--- Begin Recorded information ---

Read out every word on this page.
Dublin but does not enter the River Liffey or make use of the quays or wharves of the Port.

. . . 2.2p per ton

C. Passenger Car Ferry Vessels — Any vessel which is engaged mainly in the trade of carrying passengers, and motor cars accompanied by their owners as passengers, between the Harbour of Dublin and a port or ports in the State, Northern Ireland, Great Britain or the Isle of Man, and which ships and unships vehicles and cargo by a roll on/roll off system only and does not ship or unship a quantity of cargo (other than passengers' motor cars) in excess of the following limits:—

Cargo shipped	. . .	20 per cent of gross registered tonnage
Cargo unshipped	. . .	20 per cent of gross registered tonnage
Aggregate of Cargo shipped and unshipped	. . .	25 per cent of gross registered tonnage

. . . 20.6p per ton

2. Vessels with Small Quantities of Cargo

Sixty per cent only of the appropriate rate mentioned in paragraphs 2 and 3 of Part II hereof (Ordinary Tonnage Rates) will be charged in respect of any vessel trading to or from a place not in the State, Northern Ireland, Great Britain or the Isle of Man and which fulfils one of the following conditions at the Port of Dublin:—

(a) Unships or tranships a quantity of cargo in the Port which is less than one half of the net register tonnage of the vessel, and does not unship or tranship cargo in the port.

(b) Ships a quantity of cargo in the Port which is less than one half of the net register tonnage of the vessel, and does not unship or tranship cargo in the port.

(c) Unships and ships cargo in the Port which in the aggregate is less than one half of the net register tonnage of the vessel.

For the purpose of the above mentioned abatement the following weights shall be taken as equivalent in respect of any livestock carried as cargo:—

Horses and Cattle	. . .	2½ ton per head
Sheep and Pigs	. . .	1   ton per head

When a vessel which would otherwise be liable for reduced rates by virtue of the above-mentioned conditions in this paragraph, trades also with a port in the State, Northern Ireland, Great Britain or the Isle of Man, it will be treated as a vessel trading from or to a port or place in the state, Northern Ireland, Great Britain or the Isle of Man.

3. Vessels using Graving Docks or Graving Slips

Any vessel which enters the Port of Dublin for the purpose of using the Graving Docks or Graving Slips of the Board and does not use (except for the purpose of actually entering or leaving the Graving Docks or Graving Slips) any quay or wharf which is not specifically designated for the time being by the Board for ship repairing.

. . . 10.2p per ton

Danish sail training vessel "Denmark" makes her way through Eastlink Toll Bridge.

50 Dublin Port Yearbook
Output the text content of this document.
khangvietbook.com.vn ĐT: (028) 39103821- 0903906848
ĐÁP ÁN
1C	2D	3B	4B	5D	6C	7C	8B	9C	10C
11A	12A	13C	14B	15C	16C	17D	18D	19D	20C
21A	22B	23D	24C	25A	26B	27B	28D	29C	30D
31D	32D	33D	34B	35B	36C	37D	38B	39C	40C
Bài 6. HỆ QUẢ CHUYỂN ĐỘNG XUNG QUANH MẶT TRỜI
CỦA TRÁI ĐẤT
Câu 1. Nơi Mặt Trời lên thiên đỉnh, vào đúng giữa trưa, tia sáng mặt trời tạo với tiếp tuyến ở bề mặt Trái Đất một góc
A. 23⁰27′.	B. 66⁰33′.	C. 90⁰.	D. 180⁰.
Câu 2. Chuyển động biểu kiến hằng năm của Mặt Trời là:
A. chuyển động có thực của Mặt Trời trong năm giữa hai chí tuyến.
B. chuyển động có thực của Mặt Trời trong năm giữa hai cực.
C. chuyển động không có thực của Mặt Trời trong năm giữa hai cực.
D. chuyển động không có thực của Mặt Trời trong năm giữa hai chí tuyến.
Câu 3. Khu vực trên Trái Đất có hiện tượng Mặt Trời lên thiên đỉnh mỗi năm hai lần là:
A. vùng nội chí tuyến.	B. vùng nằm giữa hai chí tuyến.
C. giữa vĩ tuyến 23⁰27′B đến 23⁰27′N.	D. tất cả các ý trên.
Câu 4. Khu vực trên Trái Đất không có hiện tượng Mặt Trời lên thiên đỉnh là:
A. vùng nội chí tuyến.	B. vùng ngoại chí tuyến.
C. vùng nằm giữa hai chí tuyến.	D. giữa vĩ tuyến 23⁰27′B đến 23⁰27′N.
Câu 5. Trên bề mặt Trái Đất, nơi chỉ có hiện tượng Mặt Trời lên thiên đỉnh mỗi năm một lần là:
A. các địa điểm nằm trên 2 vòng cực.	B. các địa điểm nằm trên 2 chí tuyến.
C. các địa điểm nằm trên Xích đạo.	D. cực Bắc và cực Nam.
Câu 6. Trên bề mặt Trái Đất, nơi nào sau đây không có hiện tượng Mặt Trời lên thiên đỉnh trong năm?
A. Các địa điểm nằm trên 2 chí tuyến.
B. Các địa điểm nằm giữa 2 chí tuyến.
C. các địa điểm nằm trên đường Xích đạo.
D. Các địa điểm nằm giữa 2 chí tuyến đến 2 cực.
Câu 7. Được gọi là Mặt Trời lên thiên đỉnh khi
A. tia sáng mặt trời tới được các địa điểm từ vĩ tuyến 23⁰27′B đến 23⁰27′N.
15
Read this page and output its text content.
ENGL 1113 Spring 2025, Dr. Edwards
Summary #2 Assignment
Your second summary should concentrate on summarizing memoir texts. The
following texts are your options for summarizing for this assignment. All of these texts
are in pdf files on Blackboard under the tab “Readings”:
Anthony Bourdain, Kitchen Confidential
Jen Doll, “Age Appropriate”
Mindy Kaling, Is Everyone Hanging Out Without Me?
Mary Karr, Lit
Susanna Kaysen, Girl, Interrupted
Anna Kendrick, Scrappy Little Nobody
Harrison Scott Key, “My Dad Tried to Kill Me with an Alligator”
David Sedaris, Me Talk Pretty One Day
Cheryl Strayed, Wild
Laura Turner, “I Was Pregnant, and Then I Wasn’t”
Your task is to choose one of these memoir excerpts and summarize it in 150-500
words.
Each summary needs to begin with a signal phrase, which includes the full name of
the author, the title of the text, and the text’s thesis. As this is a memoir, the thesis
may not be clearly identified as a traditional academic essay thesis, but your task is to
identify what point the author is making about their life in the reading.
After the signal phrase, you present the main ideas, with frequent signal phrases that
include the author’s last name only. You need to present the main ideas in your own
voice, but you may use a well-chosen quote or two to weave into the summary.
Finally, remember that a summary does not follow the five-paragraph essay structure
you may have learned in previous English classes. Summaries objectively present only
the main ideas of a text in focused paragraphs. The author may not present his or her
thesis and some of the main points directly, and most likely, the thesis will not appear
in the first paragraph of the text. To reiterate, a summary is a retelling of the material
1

--- End Recorded information ---

**Short problem**
Copy each line of the entries that includes the word "gross".

**Task response**
Cargo shipped	. . .	20 per cent of gross registered tonnage
Cargo unshipped	. . .	20 per cent of gross registered tonnage
Aggregate of Cargo shipped and unshipped	. . .	25 per cent of gross registered tonnage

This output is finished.